• _Work instructions_:
Show each line from the listing that includes the word "自北向南".

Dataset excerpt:

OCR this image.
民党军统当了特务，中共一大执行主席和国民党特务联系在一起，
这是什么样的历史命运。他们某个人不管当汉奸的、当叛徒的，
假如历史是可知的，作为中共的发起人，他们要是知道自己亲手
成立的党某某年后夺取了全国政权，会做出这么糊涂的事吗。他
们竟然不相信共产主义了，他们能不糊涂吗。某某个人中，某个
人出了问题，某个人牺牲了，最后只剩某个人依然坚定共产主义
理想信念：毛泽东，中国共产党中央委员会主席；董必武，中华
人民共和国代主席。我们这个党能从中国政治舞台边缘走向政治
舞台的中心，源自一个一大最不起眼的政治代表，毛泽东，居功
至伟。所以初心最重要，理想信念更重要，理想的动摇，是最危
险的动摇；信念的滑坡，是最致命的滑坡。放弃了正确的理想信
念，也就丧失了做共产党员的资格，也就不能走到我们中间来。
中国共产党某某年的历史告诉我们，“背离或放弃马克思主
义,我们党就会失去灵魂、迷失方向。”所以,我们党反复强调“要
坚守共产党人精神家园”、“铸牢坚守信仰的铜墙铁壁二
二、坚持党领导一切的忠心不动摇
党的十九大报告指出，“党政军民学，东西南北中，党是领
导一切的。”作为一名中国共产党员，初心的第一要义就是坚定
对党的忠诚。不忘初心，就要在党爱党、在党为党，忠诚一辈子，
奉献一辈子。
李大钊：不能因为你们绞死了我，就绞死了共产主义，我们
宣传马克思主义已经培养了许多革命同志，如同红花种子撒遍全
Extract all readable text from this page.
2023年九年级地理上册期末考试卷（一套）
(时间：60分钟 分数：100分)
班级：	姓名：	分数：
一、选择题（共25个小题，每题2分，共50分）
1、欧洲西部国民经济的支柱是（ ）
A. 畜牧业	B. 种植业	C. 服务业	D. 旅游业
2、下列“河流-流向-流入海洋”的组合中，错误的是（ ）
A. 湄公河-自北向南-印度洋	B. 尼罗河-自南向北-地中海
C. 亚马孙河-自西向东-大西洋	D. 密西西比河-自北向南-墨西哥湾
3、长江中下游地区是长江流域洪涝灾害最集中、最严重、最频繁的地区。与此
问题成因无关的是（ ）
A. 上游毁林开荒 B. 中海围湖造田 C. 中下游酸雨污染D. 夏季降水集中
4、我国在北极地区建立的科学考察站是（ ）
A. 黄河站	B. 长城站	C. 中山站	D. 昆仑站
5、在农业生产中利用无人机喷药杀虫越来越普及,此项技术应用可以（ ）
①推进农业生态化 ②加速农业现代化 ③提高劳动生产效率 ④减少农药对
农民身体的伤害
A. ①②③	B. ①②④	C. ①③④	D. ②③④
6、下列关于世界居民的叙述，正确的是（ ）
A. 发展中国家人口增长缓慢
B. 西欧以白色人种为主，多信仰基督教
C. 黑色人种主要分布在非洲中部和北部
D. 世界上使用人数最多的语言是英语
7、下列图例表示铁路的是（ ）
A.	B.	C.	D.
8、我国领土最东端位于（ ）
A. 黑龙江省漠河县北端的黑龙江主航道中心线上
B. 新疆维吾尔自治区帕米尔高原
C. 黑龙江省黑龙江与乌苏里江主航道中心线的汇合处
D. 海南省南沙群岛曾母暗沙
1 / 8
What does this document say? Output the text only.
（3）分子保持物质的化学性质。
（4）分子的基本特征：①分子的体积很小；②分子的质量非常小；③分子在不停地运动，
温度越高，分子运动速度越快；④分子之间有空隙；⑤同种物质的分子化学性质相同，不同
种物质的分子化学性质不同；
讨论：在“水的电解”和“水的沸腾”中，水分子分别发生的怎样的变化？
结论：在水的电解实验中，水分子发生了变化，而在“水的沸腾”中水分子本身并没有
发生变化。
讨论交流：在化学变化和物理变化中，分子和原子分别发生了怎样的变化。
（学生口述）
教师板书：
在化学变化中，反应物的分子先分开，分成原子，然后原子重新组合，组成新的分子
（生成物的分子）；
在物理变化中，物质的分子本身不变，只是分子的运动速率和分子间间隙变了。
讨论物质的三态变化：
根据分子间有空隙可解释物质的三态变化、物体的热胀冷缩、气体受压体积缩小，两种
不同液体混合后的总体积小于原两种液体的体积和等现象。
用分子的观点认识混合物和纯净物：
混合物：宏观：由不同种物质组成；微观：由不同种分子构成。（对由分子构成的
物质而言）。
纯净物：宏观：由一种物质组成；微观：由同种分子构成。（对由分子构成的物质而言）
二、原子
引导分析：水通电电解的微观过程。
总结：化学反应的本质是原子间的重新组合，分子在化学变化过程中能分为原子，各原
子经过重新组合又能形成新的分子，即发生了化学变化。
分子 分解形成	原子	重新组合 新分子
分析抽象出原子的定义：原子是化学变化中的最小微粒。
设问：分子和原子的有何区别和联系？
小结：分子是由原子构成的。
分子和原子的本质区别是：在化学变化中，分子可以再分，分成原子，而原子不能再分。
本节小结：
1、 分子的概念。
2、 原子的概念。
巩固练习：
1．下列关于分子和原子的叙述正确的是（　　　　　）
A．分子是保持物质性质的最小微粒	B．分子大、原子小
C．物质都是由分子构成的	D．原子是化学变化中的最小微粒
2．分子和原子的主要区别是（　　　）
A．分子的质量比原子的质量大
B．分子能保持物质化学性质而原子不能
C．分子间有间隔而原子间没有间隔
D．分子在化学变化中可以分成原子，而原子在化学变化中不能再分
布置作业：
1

• _Answer to the exercise_:
A. 湄公河-自北向南-印度洋	B. 尼罗河-自南向北-地中海
C. 亚马孙河-自西向东-大西洋	D. 密西西比河-自北向南-墨西哥湾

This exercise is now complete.